SET PROBLEM: Work through the following lines and count those that hold the word "December". Reply with that number only.

Data excerpts:
++++++
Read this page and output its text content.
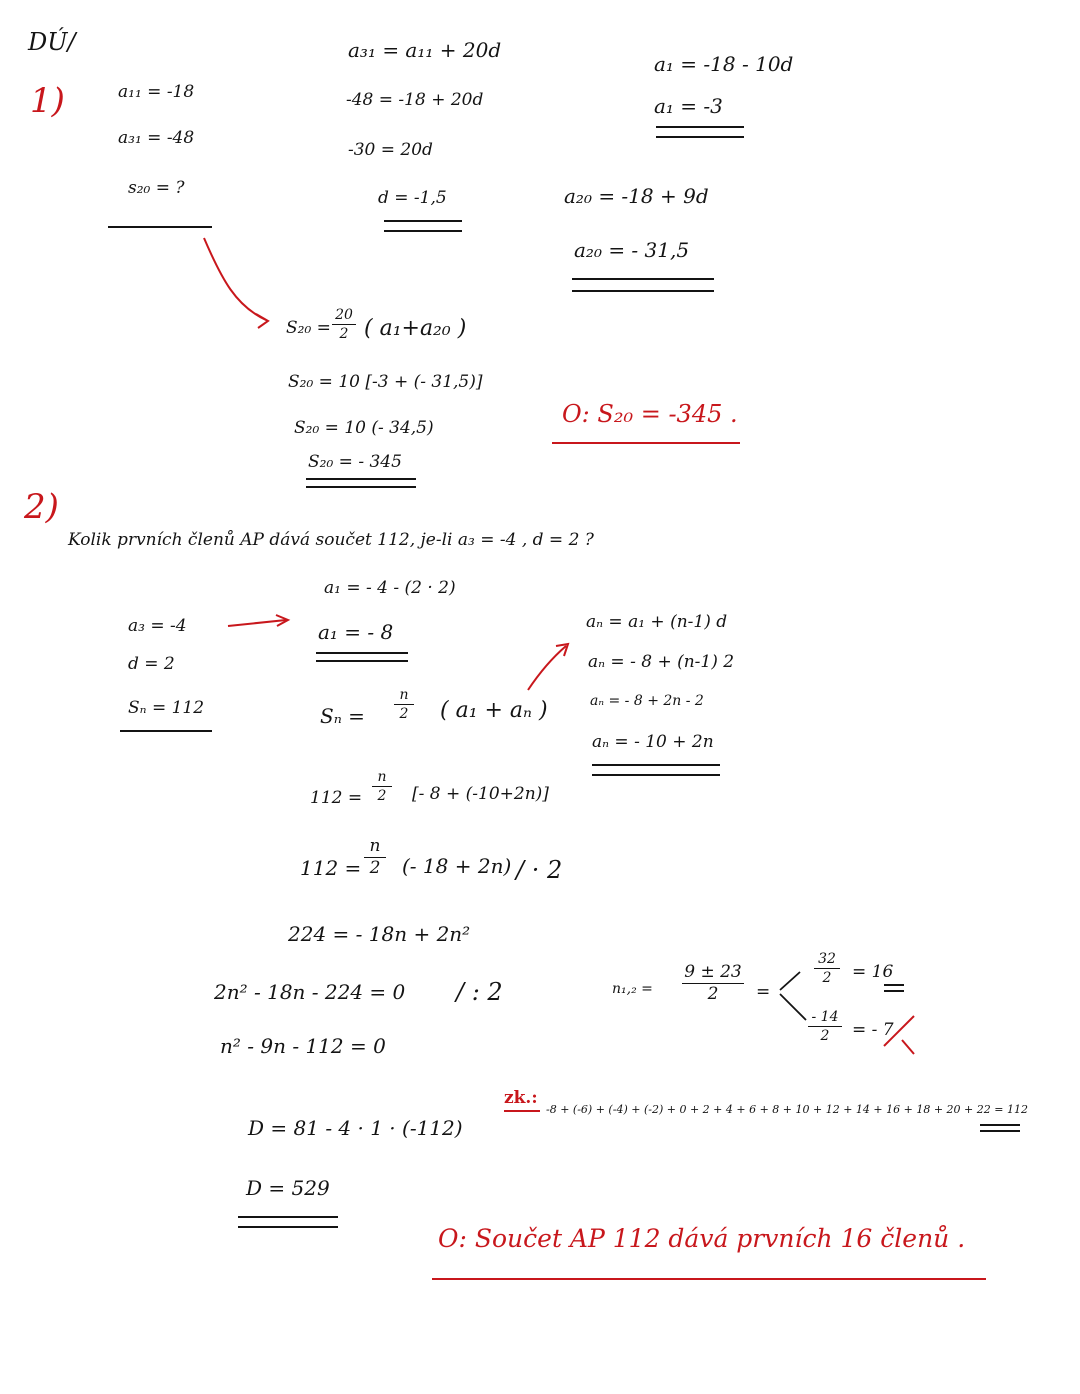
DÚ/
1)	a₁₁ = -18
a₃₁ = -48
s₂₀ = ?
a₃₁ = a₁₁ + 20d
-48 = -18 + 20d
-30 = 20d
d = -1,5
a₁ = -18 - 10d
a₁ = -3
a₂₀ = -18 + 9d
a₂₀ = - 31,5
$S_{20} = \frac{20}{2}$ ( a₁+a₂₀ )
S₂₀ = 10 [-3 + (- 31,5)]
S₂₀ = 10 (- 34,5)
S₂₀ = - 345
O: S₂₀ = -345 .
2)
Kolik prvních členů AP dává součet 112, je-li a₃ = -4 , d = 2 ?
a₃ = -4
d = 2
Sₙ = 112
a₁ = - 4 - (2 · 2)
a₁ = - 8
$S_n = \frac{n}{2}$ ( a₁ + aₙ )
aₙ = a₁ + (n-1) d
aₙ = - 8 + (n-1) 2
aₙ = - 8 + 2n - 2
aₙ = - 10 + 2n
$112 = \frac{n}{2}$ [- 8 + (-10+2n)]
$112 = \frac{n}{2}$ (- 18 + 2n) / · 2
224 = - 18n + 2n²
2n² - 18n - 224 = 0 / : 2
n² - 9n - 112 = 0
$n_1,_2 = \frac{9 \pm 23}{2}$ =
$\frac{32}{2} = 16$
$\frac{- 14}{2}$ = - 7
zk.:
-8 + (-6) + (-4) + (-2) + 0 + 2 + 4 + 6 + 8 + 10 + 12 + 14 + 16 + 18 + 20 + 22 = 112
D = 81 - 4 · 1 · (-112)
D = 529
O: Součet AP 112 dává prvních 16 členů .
++++++
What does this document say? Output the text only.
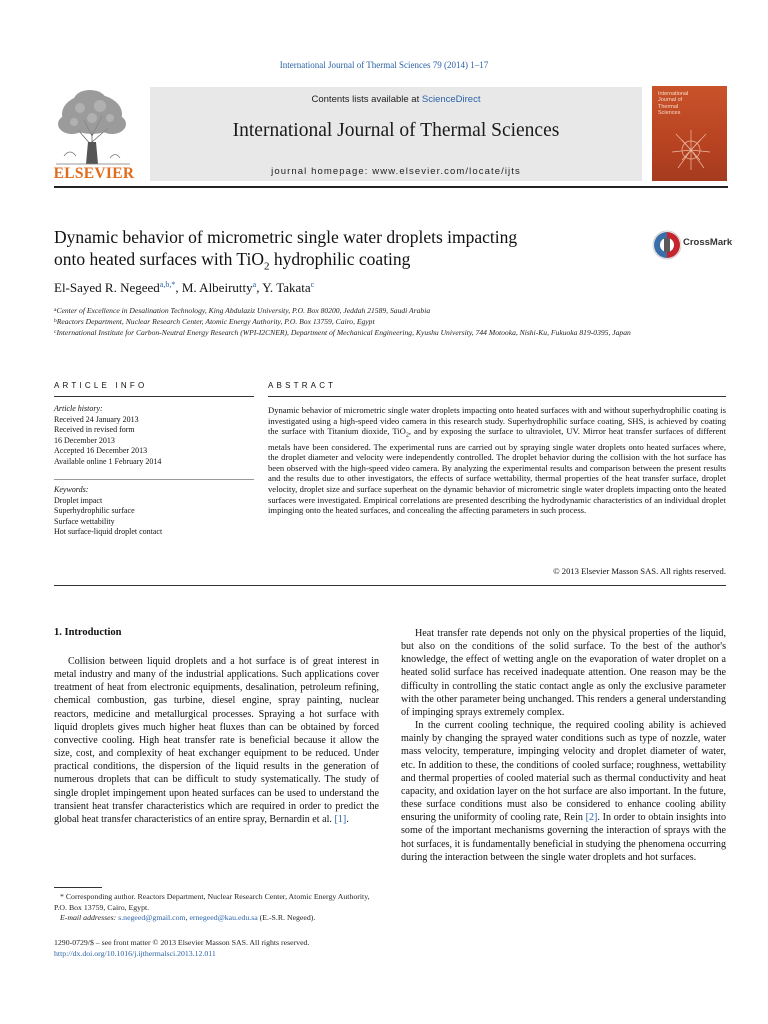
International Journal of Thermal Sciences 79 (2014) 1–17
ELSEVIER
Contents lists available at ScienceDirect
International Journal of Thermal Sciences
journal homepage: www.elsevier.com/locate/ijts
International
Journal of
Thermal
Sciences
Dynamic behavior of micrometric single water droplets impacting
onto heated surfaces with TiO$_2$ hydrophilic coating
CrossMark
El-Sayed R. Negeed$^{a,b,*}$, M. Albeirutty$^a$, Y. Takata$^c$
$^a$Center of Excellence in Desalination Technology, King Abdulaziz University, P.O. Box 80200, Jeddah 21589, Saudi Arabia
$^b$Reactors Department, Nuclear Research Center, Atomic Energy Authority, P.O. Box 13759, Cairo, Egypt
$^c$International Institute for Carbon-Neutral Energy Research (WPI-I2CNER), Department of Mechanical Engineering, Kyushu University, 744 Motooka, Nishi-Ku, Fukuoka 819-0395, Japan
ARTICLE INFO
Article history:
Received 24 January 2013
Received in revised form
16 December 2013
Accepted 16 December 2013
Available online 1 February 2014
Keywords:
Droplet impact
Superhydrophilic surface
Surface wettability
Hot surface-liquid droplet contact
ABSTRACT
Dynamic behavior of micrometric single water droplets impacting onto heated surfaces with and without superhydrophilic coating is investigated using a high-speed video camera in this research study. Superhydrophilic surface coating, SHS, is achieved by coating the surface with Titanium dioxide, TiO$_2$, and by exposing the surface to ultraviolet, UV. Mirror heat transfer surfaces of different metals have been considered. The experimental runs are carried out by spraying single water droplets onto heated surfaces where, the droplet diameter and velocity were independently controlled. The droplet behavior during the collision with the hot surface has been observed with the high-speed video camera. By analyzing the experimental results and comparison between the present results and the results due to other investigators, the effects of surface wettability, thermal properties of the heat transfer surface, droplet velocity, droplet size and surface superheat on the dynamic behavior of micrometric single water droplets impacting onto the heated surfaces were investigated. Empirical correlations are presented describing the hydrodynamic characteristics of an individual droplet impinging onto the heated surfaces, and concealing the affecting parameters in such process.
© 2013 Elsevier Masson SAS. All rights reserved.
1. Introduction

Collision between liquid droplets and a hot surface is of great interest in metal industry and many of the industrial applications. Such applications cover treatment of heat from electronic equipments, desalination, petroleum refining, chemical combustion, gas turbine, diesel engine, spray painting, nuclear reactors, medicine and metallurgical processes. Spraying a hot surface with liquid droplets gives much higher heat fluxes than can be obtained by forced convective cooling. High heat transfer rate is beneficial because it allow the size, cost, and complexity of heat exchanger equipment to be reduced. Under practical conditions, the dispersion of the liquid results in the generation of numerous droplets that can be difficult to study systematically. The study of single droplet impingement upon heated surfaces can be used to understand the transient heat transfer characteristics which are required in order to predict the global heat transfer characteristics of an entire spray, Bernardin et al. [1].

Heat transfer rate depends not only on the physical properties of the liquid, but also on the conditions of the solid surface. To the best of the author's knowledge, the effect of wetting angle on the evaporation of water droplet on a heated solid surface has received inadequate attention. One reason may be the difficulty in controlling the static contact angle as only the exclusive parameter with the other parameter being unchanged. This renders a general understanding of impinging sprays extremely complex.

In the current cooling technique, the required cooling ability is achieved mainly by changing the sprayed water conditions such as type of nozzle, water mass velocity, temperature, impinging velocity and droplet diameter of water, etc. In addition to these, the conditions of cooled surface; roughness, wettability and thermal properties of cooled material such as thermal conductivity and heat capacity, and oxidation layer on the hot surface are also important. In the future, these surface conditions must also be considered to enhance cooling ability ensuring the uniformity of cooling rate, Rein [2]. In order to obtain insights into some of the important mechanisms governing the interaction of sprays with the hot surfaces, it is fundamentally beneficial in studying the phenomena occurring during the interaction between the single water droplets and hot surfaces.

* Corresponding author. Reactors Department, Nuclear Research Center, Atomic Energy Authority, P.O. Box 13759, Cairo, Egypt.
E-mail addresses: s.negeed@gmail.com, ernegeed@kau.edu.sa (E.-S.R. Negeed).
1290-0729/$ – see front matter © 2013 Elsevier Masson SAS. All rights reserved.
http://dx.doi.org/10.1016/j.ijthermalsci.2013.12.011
++++++
OUTPUT OF THE EXERCISE: 2